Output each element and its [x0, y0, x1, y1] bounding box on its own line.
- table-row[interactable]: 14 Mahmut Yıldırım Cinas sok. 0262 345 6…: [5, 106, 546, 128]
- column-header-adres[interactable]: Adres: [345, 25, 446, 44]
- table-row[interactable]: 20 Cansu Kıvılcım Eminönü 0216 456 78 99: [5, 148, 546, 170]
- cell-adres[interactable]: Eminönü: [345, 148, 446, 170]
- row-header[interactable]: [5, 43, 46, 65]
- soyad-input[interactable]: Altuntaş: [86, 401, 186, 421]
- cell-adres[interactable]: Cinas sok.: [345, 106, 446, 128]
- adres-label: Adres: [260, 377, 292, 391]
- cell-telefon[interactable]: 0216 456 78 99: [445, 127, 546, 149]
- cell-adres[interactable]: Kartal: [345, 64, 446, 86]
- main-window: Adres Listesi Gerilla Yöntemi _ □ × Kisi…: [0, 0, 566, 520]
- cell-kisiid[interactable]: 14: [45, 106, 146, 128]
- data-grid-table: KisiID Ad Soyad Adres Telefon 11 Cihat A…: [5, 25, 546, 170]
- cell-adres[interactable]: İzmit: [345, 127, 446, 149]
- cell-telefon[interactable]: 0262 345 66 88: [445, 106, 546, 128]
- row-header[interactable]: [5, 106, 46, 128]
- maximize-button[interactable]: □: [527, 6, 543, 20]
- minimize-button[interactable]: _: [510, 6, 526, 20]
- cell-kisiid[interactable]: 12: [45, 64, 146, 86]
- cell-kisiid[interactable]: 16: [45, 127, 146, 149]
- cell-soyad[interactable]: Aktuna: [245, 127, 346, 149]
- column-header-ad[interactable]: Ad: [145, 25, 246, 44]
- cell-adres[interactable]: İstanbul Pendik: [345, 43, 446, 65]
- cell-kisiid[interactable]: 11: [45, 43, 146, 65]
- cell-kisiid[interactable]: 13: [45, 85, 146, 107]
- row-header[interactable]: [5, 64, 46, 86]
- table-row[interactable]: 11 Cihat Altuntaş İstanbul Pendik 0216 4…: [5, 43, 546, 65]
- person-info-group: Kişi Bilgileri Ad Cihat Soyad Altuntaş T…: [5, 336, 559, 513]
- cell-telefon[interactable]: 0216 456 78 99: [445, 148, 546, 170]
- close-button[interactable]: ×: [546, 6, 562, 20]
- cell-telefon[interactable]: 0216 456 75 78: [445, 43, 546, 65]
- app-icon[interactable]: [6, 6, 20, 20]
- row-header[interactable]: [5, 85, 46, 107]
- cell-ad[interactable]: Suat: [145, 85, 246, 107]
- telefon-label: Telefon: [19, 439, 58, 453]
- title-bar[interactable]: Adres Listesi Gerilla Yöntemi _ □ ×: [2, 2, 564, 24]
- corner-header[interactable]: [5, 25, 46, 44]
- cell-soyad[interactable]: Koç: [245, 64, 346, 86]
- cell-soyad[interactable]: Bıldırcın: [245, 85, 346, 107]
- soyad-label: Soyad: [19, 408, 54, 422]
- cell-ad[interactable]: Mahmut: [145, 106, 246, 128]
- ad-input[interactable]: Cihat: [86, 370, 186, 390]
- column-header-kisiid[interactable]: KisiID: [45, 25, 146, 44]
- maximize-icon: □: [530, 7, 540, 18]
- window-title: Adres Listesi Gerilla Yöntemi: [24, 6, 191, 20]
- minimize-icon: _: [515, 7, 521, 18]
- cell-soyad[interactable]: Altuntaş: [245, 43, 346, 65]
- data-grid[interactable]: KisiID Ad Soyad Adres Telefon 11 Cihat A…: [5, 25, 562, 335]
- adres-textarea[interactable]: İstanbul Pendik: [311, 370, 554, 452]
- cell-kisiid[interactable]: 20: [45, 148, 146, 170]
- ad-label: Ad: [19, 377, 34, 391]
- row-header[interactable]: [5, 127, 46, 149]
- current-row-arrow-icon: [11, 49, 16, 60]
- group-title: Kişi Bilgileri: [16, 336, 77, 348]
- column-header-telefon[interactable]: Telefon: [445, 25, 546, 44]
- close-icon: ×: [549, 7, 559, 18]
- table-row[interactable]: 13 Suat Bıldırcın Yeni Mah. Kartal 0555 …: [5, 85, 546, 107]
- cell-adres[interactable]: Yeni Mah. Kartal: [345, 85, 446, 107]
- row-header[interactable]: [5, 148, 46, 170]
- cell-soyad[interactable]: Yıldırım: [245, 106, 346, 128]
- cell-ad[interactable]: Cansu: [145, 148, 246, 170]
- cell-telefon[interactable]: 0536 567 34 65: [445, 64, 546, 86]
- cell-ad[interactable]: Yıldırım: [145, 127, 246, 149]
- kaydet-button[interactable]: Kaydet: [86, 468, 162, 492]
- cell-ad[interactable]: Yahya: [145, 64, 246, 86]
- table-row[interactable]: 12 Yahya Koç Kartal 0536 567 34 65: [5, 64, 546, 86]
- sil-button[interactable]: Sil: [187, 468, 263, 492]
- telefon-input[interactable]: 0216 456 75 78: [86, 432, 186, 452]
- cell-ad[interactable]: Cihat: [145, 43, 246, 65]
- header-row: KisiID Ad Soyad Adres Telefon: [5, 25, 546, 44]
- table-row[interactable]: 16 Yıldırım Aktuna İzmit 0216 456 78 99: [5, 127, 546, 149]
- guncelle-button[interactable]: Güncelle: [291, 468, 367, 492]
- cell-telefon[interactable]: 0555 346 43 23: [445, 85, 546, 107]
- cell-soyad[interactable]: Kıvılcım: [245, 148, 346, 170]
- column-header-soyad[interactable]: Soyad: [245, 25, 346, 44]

*What the task requires*
Give the number of lines in the rows above that contain the string "Yıldırım", counting only exact-case matches. Reply with the number alone.

*Result*
4